Entries from a dataset:
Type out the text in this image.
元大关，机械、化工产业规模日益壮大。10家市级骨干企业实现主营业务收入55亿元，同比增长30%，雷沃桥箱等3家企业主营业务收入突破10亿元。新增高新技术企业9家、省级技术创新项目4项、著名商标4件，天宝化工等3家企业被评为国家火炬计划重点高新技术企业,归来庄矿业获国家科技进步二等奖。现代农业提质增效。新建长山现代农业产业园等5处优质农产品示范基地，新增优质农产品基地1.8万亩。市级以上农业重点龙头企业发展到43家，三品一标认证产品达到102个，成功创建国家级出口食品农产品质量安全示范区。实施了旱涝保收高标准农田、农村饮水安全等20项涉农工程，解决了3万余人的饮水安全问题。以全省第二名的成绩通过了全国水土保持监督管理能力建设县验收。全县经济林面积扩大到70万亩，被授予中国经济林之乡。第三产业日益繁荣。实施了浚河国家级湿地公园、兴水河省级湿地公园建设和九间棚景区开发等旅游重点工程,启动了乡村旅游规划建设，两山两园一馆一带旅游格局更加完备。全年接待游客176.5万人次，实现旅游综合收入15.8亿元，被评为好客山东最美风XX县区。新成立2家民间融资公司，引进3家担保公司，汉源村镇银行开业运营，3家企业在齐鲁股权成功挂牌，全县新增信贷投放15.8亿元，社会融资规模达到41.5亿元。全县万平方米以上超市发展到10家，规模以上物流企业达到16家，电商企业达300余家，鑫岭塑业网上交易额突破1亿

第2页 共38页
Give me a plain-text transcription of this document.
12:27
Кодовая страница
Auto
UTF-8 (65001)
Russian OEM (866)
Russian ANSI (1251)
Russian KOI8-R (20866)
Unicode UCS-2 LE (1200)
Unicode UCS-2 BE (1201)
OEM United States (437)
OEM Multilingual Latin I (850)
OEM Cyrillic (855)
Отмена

| REQUIRED WORK |
Look through the listing above. Pick out each line with "this" and copy it.

| THE REPLY |
Type out the text in this image.
Give me a plain-text transcription of this document.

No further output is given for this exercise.